>> Start SUPPLIED DATA

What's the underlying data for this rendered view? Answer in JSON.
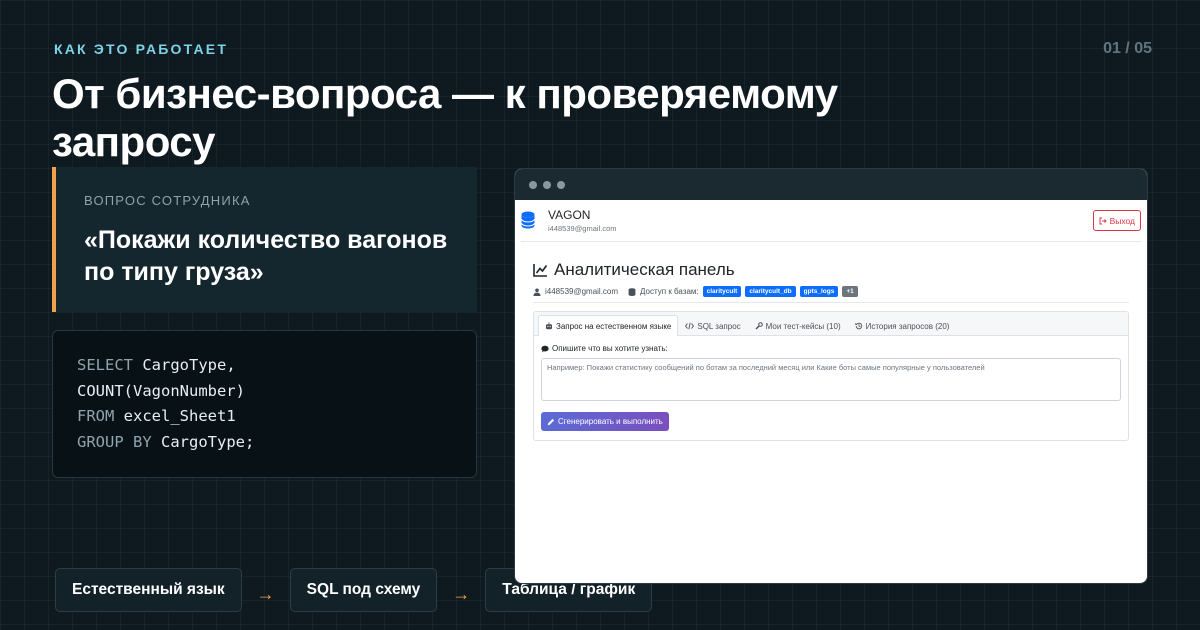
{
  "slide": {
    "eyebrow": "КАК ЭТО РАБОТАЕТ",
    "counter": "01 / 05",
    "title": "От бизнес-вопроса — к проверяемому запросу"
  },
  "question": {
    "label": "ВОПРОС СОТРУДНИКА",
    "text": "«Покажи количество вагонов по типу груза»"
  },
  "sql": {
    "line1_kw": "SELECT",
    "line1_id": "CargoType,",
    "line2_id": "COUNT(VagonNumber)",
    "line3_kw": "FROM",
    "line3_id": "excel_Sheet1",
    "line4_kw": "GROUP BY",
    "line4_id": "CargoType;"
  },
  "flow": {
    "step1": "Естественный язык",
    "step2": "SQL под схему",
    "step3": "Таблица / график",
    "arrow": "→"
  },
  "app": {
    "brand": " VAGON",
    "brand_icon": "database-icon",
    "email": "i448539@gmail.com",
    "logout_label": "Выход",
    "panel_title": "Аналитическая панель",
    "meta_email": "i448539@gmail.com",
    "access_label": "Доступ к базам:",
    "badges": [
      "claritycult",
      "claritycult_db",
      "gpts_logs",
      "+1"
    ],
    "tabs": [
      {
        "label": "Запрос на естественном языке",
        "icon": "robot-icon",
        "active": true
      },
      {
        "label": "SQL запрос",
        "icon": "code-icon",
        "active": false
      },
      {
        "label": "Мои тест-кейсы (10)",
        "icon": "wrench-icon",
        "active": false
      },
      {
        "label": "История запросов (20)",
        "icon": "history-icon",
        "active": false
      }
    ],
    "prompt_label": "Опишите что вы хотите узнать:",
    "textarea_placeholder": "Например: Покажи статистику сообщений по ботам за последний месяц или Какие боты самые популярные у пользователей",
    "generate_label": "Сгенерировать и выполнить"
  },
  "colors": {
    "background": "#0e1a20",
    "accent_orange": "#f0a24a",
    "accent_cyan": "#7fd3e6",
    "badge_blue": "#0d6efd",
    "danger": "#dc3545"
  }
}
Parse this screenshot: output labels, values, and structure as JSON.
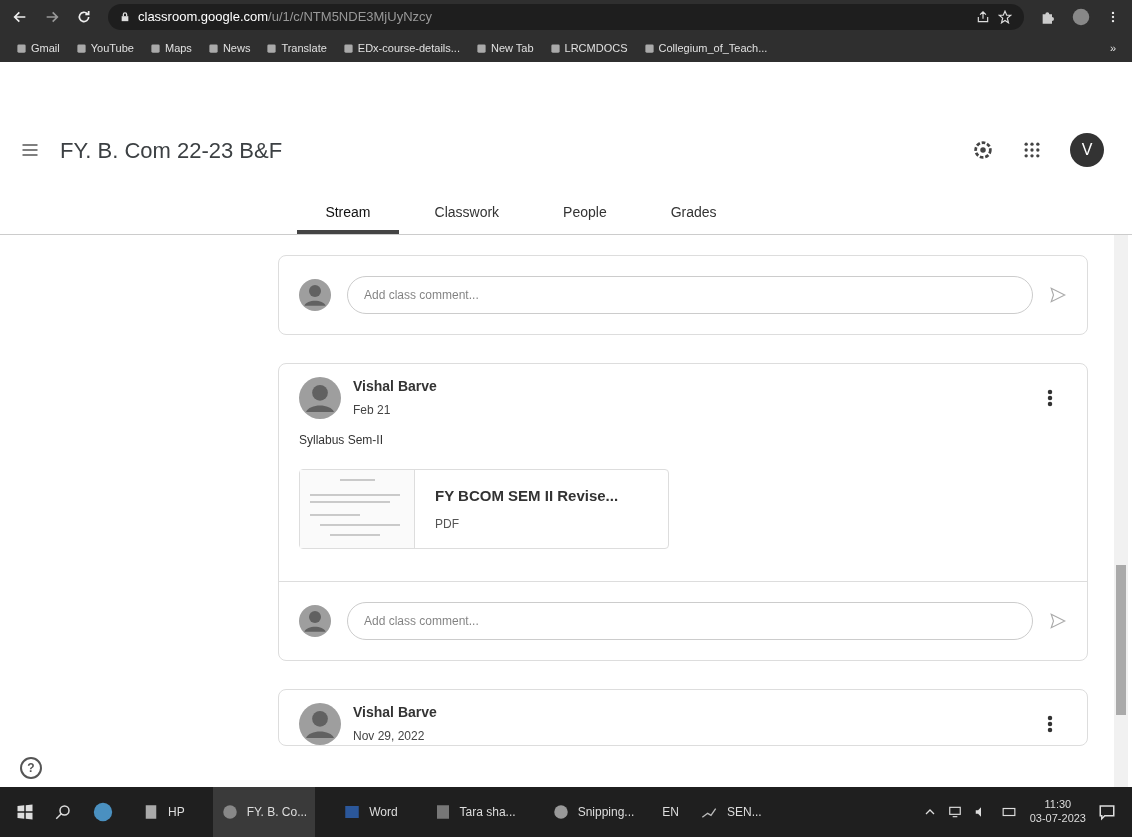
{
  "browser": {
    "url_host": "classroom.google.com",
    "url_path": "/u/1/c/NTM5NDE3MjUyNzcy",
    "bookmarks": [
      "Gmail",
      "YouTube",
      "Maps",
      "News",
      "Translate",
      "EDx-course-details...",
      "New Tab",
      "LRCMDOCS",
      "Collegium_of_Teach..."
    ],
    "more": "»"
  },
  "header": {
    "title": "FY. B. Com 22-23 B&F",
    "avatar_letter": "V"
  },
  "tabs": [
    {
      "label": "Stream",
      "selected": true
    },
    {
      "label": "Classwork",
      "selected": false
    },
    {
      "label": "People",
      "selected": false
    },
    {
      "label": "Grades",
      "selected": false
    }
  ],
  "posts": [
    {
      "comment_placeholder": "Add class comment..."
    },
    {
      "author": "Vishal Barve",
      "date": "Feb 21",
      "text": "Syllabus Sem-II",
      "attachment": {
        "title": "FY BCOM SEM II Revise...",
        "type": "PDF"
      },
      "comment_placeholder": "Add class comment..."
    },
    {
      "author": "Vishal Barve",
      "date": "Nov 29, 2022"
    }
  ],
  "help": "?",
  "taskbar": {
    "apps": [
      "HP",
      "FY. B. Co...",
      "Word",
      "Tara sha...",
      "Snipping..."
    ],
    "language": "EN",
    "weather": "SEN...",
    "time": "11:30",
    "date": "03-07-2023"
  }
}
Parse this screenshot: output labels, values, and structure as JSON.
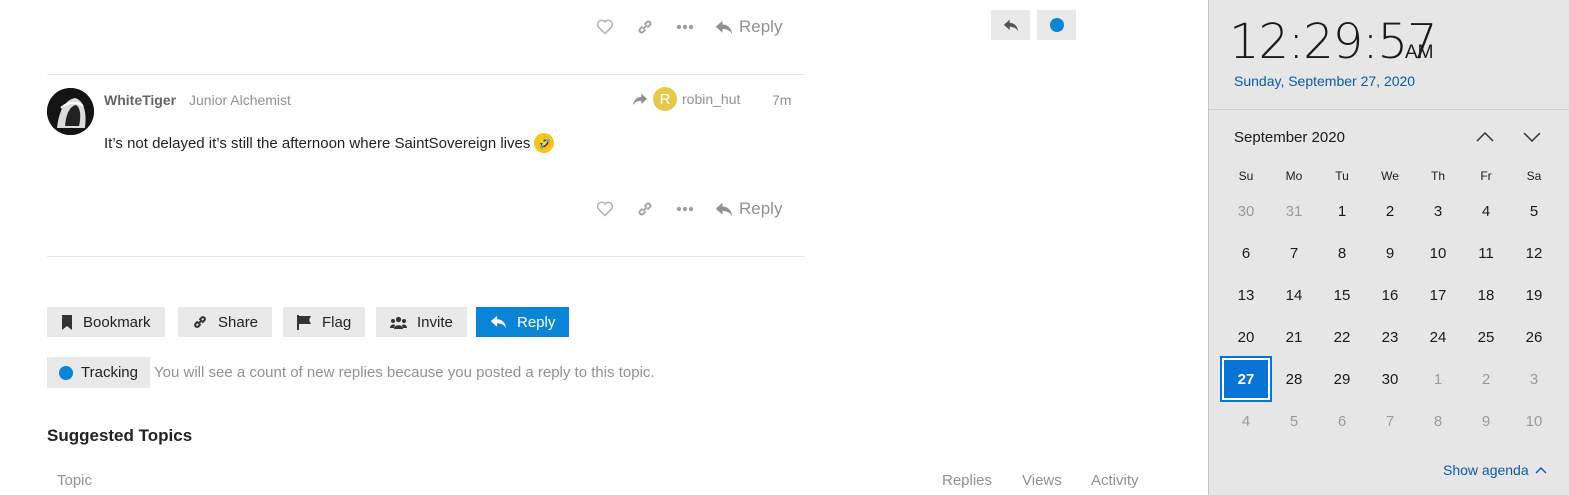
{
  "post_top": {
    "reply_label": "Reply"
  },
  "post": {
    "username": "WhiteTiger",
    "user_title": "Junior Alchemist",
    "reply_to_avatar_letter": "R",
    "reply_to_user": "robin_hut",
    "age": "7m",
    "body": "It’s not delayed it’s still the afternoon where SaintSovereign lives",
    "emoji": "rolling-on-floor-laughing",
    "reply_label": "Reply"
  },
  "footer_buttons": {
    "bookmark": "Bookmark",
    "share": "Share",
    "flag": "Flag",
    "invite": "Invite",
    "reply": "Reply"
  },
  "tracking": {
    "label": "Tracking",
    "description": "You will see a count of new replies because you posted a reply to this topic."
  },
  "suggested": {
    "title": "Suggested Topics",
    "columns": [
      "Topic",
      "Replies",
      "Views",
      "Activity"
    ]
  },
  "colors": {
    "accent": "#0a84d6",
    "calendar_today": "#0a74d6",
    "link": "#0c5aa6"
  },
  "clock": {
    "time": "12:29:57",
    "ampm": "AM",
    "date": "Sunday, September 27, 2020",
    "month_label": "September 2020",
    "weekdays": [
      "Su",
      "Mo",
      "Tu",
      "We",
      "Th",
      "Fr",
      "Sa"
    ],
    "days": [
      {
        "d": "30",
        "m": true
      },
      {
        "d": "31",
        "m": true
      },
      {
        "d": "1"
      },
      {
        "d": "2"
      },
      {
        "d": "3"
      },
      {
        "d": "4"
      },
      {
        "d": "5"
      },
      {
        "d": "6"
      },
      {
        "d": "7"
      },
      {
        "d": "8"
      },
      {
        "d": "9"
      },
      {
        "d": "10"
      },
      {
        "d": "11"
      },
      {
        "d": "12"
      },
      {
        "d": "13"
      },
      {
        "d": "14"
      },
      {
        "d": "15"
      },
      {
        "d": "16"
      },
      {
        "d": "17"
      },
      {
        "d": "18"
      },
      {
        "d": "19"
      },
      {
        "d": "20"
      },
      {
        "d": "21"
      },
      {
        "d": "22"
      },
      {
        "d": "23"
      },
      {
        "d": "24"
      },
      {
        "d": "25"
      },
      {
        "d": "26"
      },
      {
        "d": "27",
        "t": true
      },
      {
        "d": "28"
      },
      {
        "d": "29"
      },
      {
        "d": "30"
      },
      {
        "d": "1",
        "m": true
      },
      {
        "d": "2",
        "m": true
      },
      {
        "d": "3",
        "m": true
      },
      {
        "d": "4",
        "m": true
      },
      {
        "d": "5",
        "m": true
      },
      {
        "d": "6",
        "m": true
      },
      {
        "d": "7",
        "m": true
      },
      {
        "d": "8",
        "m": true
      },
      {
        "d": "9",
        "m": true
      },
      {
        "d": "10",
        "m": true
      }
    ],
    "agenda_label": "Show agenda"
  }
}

>> End SUPPLIED DATA

* [WHAT YOU HAVE TO DO] Each entry above should be reproduced exactly, with the pictures removed.

* [PROBLEM SOLUTION]
What's the underlying data for this rendered view? Answer in JSON.
{
  "slide": {
    "eyebrow": "КАК ЭТО РАБОТАЕТ",
    "counter": "01 / 05",
    "title": "От бизнес-вопроса — к проверяемому запросу"
  },
  "question": {
    "label": "ВОПРОС СОТРУДНИКА",
    "text": "«Покажи количество вагонов по типу груза»"
  },
  "sql": {
    "line1_kw": "SELECT",
    "line1_id": "CargoType,",
    "line2_id": "COUNT(VagonNumber)",
    "line3_kw": "FROM",
    "line3_id": "excel_Sheet1",
    "line4_kw": "GROUP BY",
    "line4_id": "CargoType;"
  },
  "flow": {
    "step1": "Естественный язык",
    "step2": "SQL под схему",
    "step3": "Таблица / график",
    "arrow": "→"
  },
  "app": {
    "brand": " VAGON",
    "brand_icon": "database-icon",
    "email": "i448539@gmail.com",
    "logout_label": "Выход",
    "panel_title": "Аналитическая панель",
    "meta_email": "i448539@gmail.com",
    "access_label": "Доступ к базам:",
    "badges": [
      "claritycult",
      "claritycult_db",
      "gpts_logs",
      "+1"
    ],
    "tabs": [
      {
        "label": "Запрос на естественном языке",
        "icon": "robot-icon",
        "active": true
      },
      {
        "label": "SQL запрос",
        "icon": "code-icon",
        "active": false
      },
      {
        "label": "Мои тест-кейсы (10)",
        "icon": "wrench-icon",
        "active": false
      },
      {
        "label": "История запросов (20)",
        "icon": "history-icon",
        "active": false
      }
    ],
    "prompt_label": "Опишите что вы хотите узнать:",
    "textarea_placeholder": "Например: Покажи статистику сообщений по ботам за последний месяц или Какие боты самые популярные у пользователей",
    "generate_label": "Сгенерировать и выполнить"
  },
  "colors": {
    "background": "#0e1a20",
    "accent_orange": "#f0a24a",
    "accent_cyan": "#7fd3e6",
    "badge_blue": "#0d6efd",
    "danger": "#dc3545"
  }
}
Parse this screenshot: output labels, values, and structure as JSON.
{
  "browser": {
    "url_host": "classroom.google.com",
    "url_path": "/u/1/c/NTM5NDE3MjUyNzcy",
    "bookmarks": [
      "Gmail",
      "YouTube",
      "Maps",
      "News",
      "Translate",
      "EDx-course-details...",
      "New Tab",
      "LRCMDOCS",
      "Collegium_of_Teach..."
    ],
    "more": "»"
  },
  "header": {
    "title": "FY. B. Com 22-23 B&F",
    "avatar_letter": "V"
  },
  "tabs": [
    {
      "label": "Stream",
      "selected": true
    },
    {
      "label": "Classwork",
      "selected": false
    },
    {
      "label": "People",
      "selected": false
    },
    {
      "label": "Grades",
      "selected": false
    }
  ],
  "posts": [
    {
      "comment_placeholder": "Add class comment..."
    },
    {
      "author": "Vishal Barve",
      "date": "Feb 21",
      "text": "Syllabus Sem-II",
      "attachment": {
        "title": "FY BCOM SEM II Revise...",
        "type": "PDF"
      },
      "comment_placeholder": "Add class comment..."
    },
    {
      "author": "Vishal Barve",
      "date": "Nov 29, 2022"
    }
  ],
  "help": "?",
  "taskbar": {
    "apps": [
      "HP",
      "FY. B. Co...",
      "Word",
      "Tara sha...",
      "Snipping..."
    ],
    "language": "EN",
    "weather": "SEN...",
    "time": "11:30",
    "date": "03-07-2023"
  }
}
Parse this screenshot: output labels, values, and structure as JSON.
{
  "post_top": {
    "reply_label": "Reply"
  },
  "post": {
    "username": "WhiteTiger",
    "user_title": "Junior Alchemist",
    "reply_to_avatar_letter": "R",
    "reply_to_user": "robin_hut",
    "age": "7m",
    "body": "It’s not delayed it’s still the afternoon where SaintSovereign lives",
    "emoji": "rolling-on-floor-laughing",
    "reply_label": "Reply"
  },
  "footer_buttons": {
    "bookmark": "Bookmark",
    "share": "Share",
    "flag": "Flag",
    "invite": "Invite",
    "reply": "Reply"
  },
  "tracking": {
    "label": "Tracking",
    "description": "You will see a count of new replies because you posted a reply to this topic."
  },
  "suggested": {
    "title": "Suggested Topics",
    "columns": [
      "Topic",
      "Replies",
      "Views",
      "Activity"
    ]
  },
  "colors": {
    "accent": "#0a84d6",
    "calendar_today": "#0a74d6",
    "link": "#0c5aa6"
  },
  "clock": {
    "time": "12:29:57",
    "ampm": "AM",
    "date": "Sunday, September 27, 2020",
    "month_label": "September 2020",
    "weekdays": [
      "Su",
      "Mo",
      "Tu",
      "We",
      "Th",
      "Fr",
      "Sa"
    ],
    "days": [
      {
        "d": "30",
        "m": true
      },
      {
        "d": "31",
        "m": true
      },
      {
        "d": "1"
      },
      {
        "d": "2"
      },
      {
        "d": "3"
      },
      {
        "d": "4"
      },
      {
        "d": "5"
      },
      {
        "d": "6"
      },
      {
        "d": "7"
      },
      {
        "d": "8"
      },
      {
        "d": "9"
      },
      {
        "d": "10"
      },
      {
        "d": "11"
      },
      {
        "d": "12"
      },
      {
        "d": "13"
      },
      {
        "d": "14"
      },
      {
        "d": "15"
      },
      {
        "d": "16"
      },
      {
        "d": "17"
      },
      {
        "d": "18"
      },
      {
        "d": "19"
      },
      {
        "d": "20"
      },
      {
        "d": "21"
      },
      {
        "d": "22"
      },
      {
        "d": "23"
      },
      {
        "d": "24"
      },
      {
        "d": "25"
      },
      {
        "d": "26"
      },
      {
        "d": "27",
        "t": true
      },
      {
        "d": "28"
      },
      {
        "d": "29"
      },
      {
        "d": "30"
      },
      {
        "d": "1",
        "m": true
      },
      {
        "d": "2",
        "m": true
      },
      {
        "d": "3",
        "m": true
      },
      {
        "d": "4",
        "m": true
      },
      {
        "d": "5",
        "m": true
      },
      {
        "d": "6",
        "m": true
      },
      {
        "d": "7",
        "m": true
      },
      {
        "d": "8",
        "m": true
      },
      {
        "d": "9",
        "m": true
      },
      {
        "d": "10",
        "m": true
      }
    ],
    "agenda_label": "Show agenda"
  }
}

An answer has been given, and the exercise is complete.